(Listing of where elements appear)
———

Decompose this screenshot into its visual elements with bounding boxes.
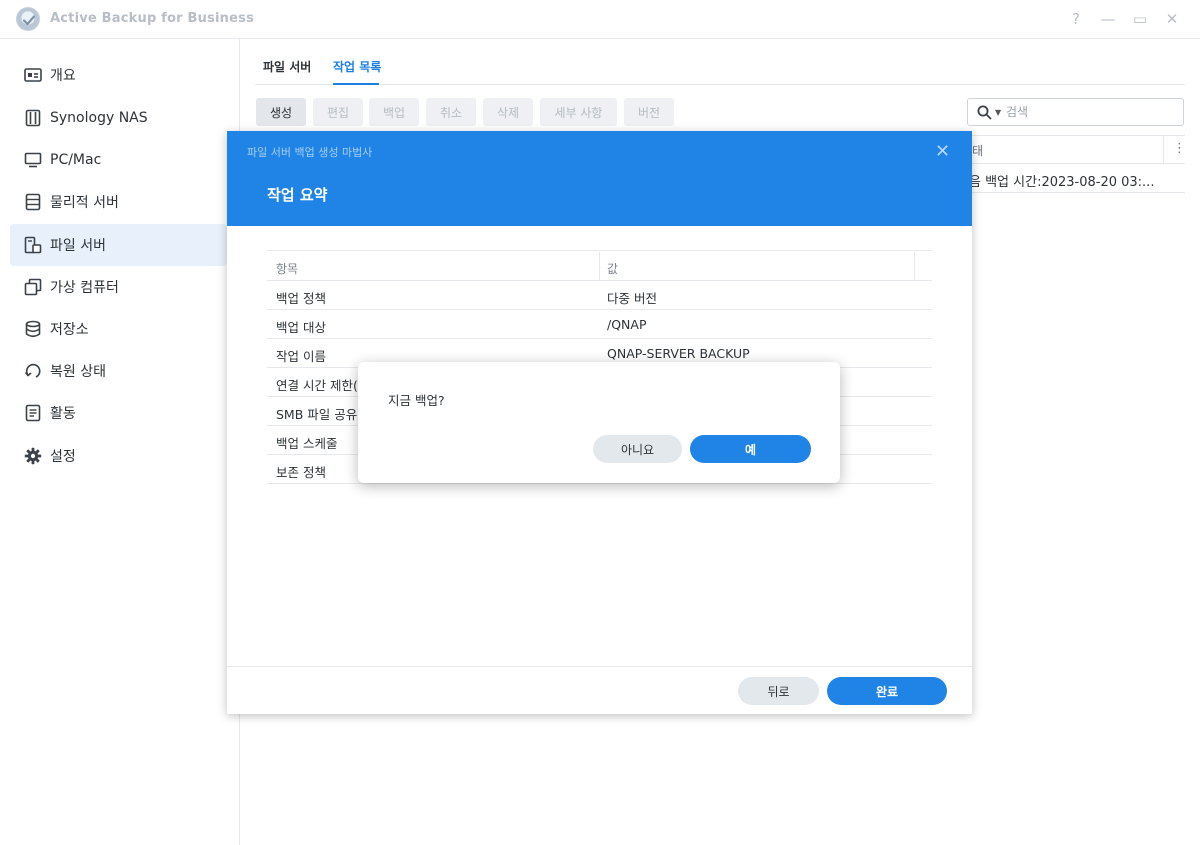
summary-value: 다중 버전 [607, 291, 657, 306]
sidebar-item-label: 가상 컴퓨터 [50, 280, 119, 296]
wizard-footer: 뒤로 완료 [227, 666, 972, 714]
table-cell-status: 음 백업 시간:2023-08-20 03:... [969, 175, 1155, 190]
delete-button[interactable]: 삭제 [483, 98, 533, 126]
sidebar-item-pc-mac[interactable]: PC/Mac [10, 139, 227, 181]
sidebar-item-label: 활동 [50, 406, 76, 422]
tab-bar: 파일 서버 작업 목록 [255, 58, 1185, 85]
column-header-item: 항목 [276, 262, 299, 276]
summary-key: SMB 파일 공유 [276, 407, 358, 422]
restore-status-icon [22, 360, 44, 382]
sidebar-item-label: 복원 상태 [50, 364, 106, 380]
grid-column-status[interactable]: 태 [972, 142, 983, 159]
sidebar-item-label: 설정 [50, 449, 76, 465]
virtual-machine-icon [22, 276, 44, 298]
minimize-icon[interactable]: — [1098, 9, 1118, 29]
search-box: ▼ [967, 98, 1184, 126]
details-button[interactable]: 세부 사항 [540, 98, 617, 126]
summary-value: QNAP-SERVER BACKUP [607, 346, 750, 361]
sidebar-item-physical-server[interactable]: 물리적 서버 [10, 181, 227, 223]
search-icon[interactable] [977, 105, 992, 124]
storage-icon [22, 318, 44, 340]
column-menu-icon[interactable]: ⋮ [1173, 141, 1186, 156]
nas-icon [22, 107, 44, 129]
maximize-icon[interactable]: ▭ [1130, 9, 1150, 29]
sidebar: 개요 Synology NAS PC/Mac 물리적 서버 파일 서버 가상 컴… [0, 39, 240, 845]
summary-key: 연결 시간 제한( [276, 378, 358, 393]
gear-icon [22, 445, 44, 467]
sidebar-item-virtual-machine[interactable]: 가상 컴퓨터 [10, 266, 227, 308]
summary-key: 백업 스케줄 [276, 436, 338, 451]
sidebar-item-settings[interactable]: 설정 [10, 435, 227, 477]
sidebar-item-restore-status[interactable]: 복원 상태 [10, 350, 227, 392]
sidebar-item-label: Synology NAS [50, 110, 148, 126]
sidebar-item-label: 개요 [50, 68, 76, 84]
summary-key: 백업 정책 [276, 291, 326, 306]
edit-button[interactable]: 편집 [313, 98, 363, 126]
physical-server-icon [22, 191, 44, 213]
sidebar-item-storage[interactable]: 저장소 [10, 308, 227, 350]
file-server-icon [22, 234, 44, 256]
app-logo-icon [16, 7, 40, 31]
summary-table-header: 항목 값 [267, 250, 932, 281]
summary-key: 보존 정책 [276, 465, 326, 480]
wizard-step-heading: 작업 요약 [267, 186, 328, 204]
yes-button[interactable]: 예 [690, 435, 811, 463]
cancel-button[interactable]: 취소 [426, 98, 476, 126]
help-icon[interactable]: ? [1066, 9, 1086, 29]
tab-active-indicator [333, 83, 379, 85]
activity-icon [22, 402, 44, 424]
version-button[interactable]: 버전 [624, 98, 674, 126]
sidebar-item-label: PC/Mac [50, 152, 102, 168]
sidebar-item-label: 파일 서버 [50, 238, 106, 254]
grid-column-separator [1163, 136, 1164, 163]
close-icon[interactable]: ✕ [1162, 9, 1182, 29]
wizard-title: 파일 서버 백업 생성 마법사 [247, 146, 373, 159]
no-button[interactable]: 아니요 [593, 435, 682, 463]
finish-button[interactable]: 완료 [827, 677, 947, 705]
create-button[interactable]: 생성 [256, 98, 306, 126]
column-separator [914, 252, 915, 281]
search-input[interactable] [1006, 103, 1176, 121]
sidebar-item-synology-nas[interactable]: Synology NAS [10, 97, 227, 139]
pc-mac-icon [22, 149, 44, 171]
summary-value: /QNAP [607, 317, 647, 332]
title-bar: Active Backup for Business ? — ▭ ✕ [0, 0, 1200, 39]
table-row: 백업 대상 /QNAP [267, 310, 932, 339]
sidebar-item-label: 저장소 [50, 322, 89, 338]
backup-button[interactable]: 백업 [369, 98, 419, 126]
back-button[interactable]: 뒤로 [738, 677, 819, 705]
close-icon[interactable]: ✕ [935, 141, 950, 162]
app-title: Active Backup for Business [50, 11, 255, 26]
sidebar-item-label: 물리적 서버 [50, 195, 119, 211]
confirm-backup-dialog: 지금 백업? 아니요 예 [358, 362, 840, 483]
summary-key: 작업 이름 [276, 349, 326, 364]
summary-key: 백업 대상 [276, 320, 326, 335]
tab-file-server[interactable]: 파일 서버 [263, 58, 311, 75]
confirm-message: 지금 백업? [388, 393, 445, 408]
sidebar-item-activity[interactable]: 활동 [10, 392, 227, 434]
table-row: 백업 정책 다중 버전 [267, 281, 932, 310]
overview-icon [22, 64, 44, 86]
sidebar-item-file-server[interactable]: 파일 서버 [10, 224, 227, 266]
search-dropdown-icon[interactable]: ▼ [995, 108, 1001, 117]
wizard-header: 파일 서버 백업 생성 마법사 ✕ 작업 요약 [227, 131, 972, 226]
tab-job-list[interactable]: 작업 목록 [333, 58, 381, 75]
column-separator [599, 252, 600, 281]
sidebar-item-overview[interactable]: 개요 [10, 54, 227, 96]
column-header-value: 값 [607, 262, 619, 276]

———

» **SHORT TASK**
Copy the lines of the listing above verbatim, beginning with the line that has "summary-value: 다중 버전 [607, 291, 657, 306]" and ending after the line that has "summary-value: QNAP-SERVER BACKUP".

» **TASK RESULT**
summary-value: 다중 버전 [607, 291, 657, 306]
sidebar-item-label: 가상 컴퓨터 [50, 280, 119, 296]
wizard-footer: 뒤로 완료 [227, 666, 972, 714]
table-cell-status: 음 백업 시간:2023-08-20 03:... [969, 175, 1155, 190]
delete-button[interactable]: 삭제 [483, 98, 533, 126]
sidebar-item-pc-mac[interactable]: PC/Mac [10, 139, 227, 181]
sidebar-item-label: 활동 [50, 406, 76, 422]
tab-bar: 파일 서버 작업 목록 [255, 58, 1185, 85]
column-header-item: 항목 [276, 262, 299, 276]
summary-key: SMB 파일 공유 [276, 407, 358, 422]
restore-status-icon [22, 360, 44, 382]
sidebar-item-label: 복원 상태 [50, 364, 106, 380]
grid-column-status[interactable]: 태 [972, 142, 983, 159]
sidebar-item-label: 설정 [50, 449, 76, 465]
virtual-machine-icon [22, 276, 44, 298]
minimize-icon[interactable]: — [1098, 9, 1118, 29]
search-box: ▼ [967, 98, 1184, 126]
details-button[interactable]: 세부 사항 [540, 98, 617, 126]
summary-value: QNAP-SERVER BACKUP [607, 346, 750, 361]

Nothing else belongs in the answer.